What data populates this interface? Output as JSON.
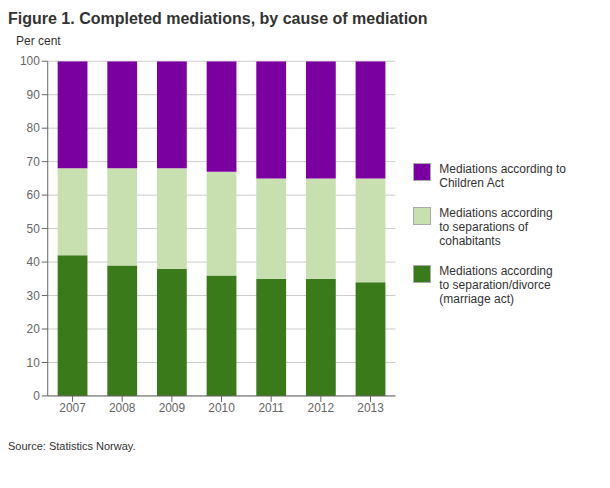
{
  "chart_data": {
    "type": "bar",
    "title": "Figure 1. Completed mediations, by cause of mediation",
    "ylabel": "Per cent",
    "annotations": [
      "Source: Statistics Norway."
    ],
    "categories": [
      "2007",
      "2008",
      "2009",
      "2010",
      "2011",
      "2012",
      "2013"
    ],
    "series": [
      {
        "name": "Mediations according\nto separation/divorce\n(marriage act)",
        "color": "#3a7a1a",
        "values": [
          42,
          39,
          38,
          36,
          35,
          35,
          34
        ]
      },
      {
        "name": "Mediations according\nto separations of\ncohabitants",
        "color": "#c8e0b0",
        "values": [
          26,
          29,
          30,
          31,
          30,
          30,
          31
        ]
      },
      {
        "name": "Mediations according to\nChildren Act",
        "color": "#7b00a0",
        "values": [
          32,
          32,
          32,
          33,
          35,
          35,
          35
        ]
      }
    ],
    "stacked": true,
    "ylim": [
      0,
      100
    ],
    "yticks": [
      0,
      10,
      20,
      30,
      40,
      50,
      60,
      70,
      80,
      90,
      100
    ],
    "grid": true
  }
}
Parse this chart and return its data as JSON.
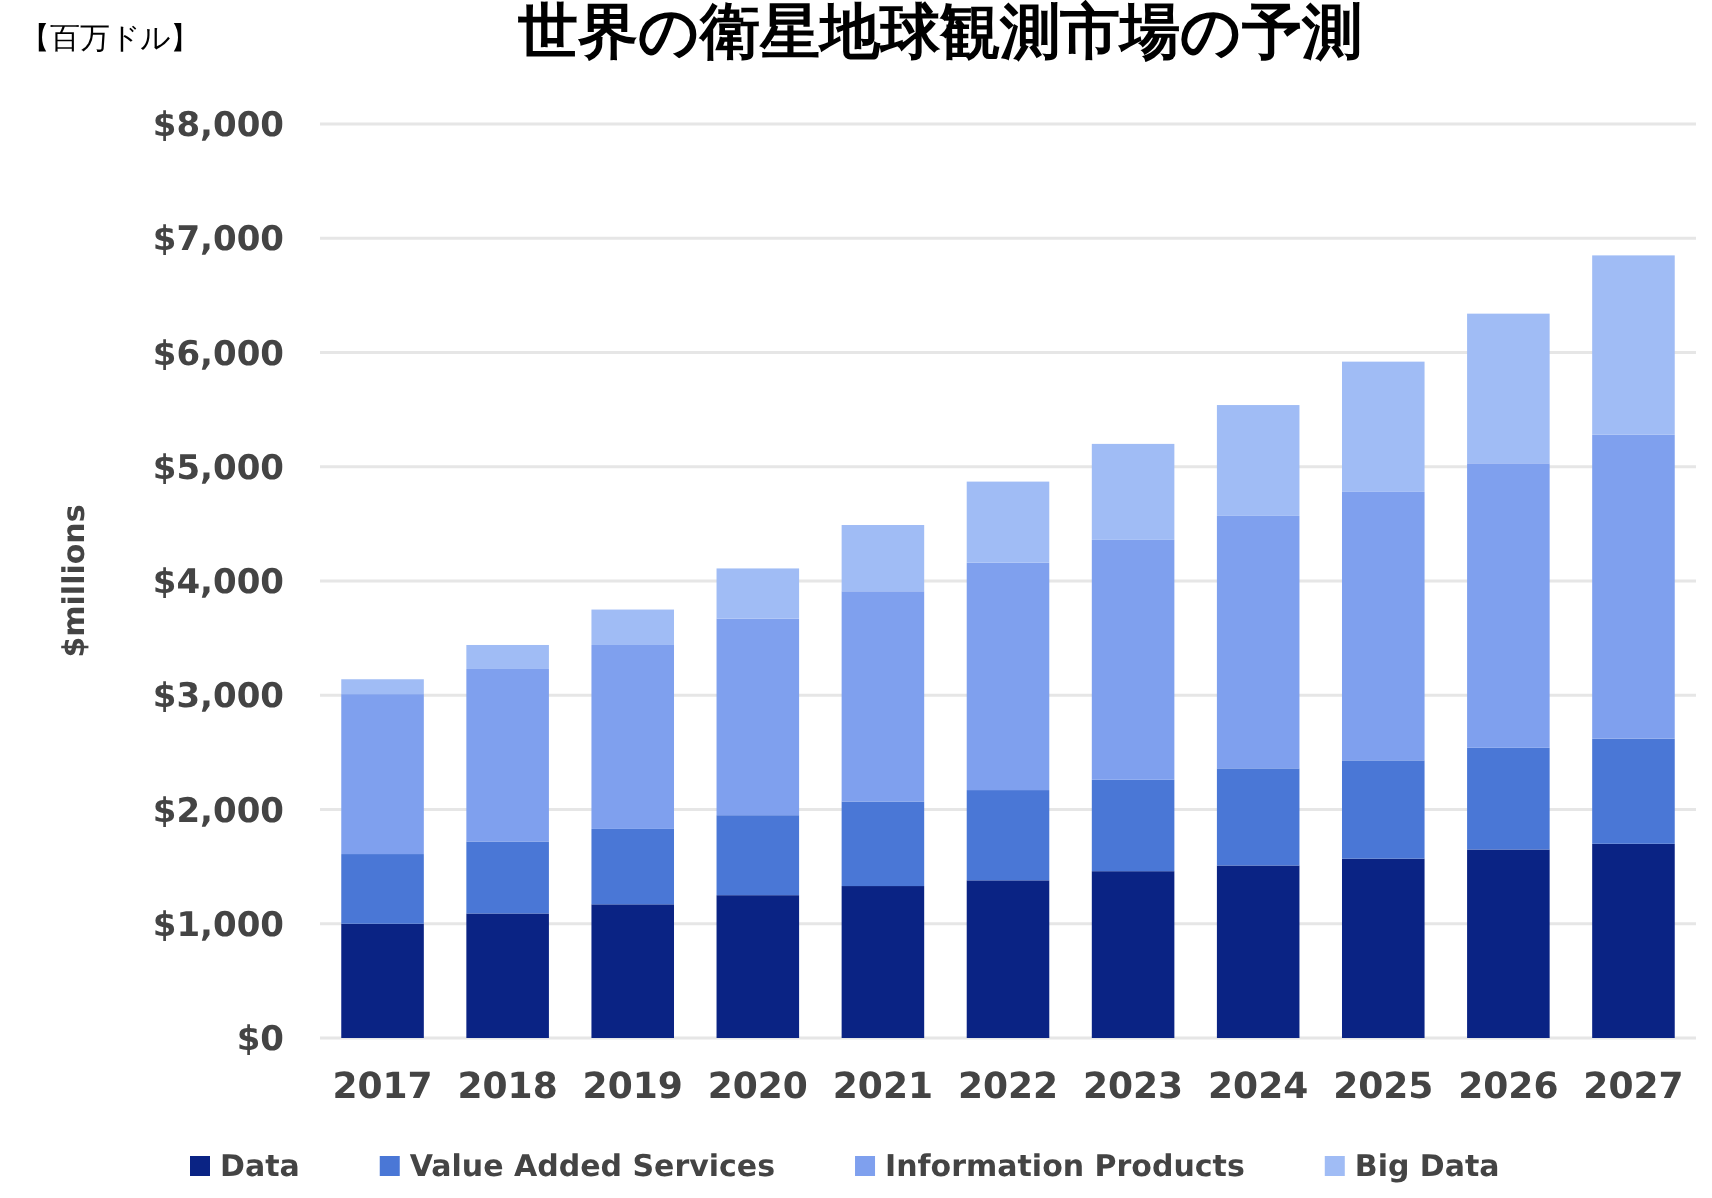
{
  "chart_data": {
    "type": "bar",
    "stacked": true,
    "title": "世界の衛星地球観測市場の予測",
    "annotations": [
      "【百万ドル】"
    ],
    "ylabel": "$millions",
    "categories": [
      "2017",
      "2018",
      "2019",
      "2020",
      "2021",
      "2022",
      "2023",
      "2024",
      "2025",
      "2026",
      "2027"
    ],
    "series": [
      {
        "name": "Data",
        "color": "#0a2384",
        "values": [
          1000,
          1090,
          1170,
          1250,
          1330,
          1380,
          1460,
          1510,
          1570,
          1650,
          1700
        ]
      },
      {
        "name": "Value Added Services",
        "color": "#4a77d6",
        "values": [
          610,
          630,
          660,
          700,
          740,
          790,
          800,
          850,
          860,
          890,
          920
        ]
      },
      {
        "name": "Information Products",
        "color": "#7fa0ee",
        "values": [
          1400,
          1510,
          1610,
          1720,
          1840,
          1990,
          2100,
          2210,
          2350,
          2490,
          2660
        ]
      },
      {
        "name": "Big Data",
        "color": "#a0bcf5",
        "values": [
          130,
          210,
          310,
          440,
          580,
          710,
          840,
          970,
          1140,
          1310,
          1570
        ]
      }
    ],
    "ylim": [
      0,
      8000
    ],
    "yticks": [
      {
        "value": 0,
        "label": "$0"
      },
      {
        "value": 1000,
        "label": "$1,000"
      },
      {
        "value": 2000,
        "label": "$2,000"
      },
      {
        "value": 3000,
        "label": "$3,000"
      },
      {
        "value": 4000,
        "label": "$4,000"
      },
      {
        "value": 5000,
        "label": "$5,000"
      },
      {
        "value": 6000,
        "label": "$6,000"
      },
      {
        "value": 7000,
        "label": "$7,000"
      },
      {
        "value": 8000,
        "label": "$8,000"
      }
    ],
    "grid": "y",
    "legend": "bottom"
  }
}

• Given request:
Quote the records in full and exactly; skip any image.

• Worked solution:
What data populates this interface? Output as JSON.
{
  "chart_data": {
    "type": "bar",
    "title": "Figure 1. Completed mediations, by cause of mediation",
    "ylabel": "Per cent",
    "annotations": [
      "Source: Statistics Norway."
    ],
    "categories": [
      "2007",
      "2008",
      "2009",
      "2010",
      "2011",
      "2012",
      "2013"
    ],
    "series": [
      {
        "name": "Mediations according\nto separation/divorce\n(marriage act)",
        "color": "#3a7a1a",
        "values": [
          42,
          39,
          38,
          36,
          35,
          35,
          34
        ]
      },
      {
        "name": "Mediations according\nto separations of\ncohabitants",
        "color": "#c8e0b0",
        "values": [
          26,
          29,
          30,
          31,
          30,
          30,
          31
        ]
      },
      {
        "name": "Mediations according to\nChildren Act",
        "color": "#7b00a0",
        "values": [
          32,
          32,
          32,
          33,
          35,
          35,
          35
        ]
      }
    ],
    "stacked": true,
    "ylim": [
      0,
      100
    ],
    "yticks": [
      0,
      10,
      20,
      30,
      40,
      50,
      60,
      70,
      80,
      90,
      100
    ],
    "grid": true
  }
}
Parse this chart and return its data as JSON.
{
  "chart_data": {
    "type": "bar",
    "stacked": true,
    "title": "世界の衛星地球観測市場の予測",
    "annotations": [
      "【百万ドル】"
    ],
    "ylabel": "$millions",
    "categories": [
      "2017",
      "2018",
      "2019",
      "2020",
      "2021",
      "2022",
      "2023",
      "2024",
      "2025",
      "2026",
      "2027"
    ],
    "series": [
      {
        "name": "Data",
        "color": "#0a2384",
        "values": [
          1000,
          1090,
          1170,
          1250,
          1330,
          1380,
          1460,
          1510,
          1570,
          1650,
          1700
        ]
      },
      {
        "name": "Value Added Services",
        "color": "#4a77d6",
        "values": [
          610,
          630,
          660,
          700,
          740,
          790,
          800,
          850,
          860,
          890,
          920
        ]
      },
      {
        "name": "Information Products",
        "color": "#7fa0ee",
        "values": [
          1400,
          1510,
          1610,
          1720,
          1840,
          1990,
          2100,
          2210,
          2350,
          2490,
          2660
        ]
      },
      {
        "name": "Big Data",
        "color": "#a0bcf5",
        "values": [
          130,
          210,
          310,
          440,
          580,
          710,
          840,
          970,
          1140,
          1310,
          1570
        ]
      }
    ],
    "ylim": [
      0,
      8000
    ],
    "yticks": [
      {
        "value": 0,
        "label": "$0"
      },
      {
        "value": 1000,
        "label": "$1,000"
      },
      {
        "value": 2000,
        "label": "$2,000"
      },
      {
        "value": 3000,
        "label": "$3,000"
      },
      {
        "value": 4000,
        "label": "$4,000"
      },
      {
        "value": 5000,
        "label": "$5,000"
      },
      {
        "value": 6000,
        "label": "$6,000"
      },
      {
        "value": 7000,
        "label": "$7,000"
      },
      {
        "value": 8000,
        "label": "$8,000"
      }
    ],
    "grid": "y",
    "legend": "bottom"
  }
}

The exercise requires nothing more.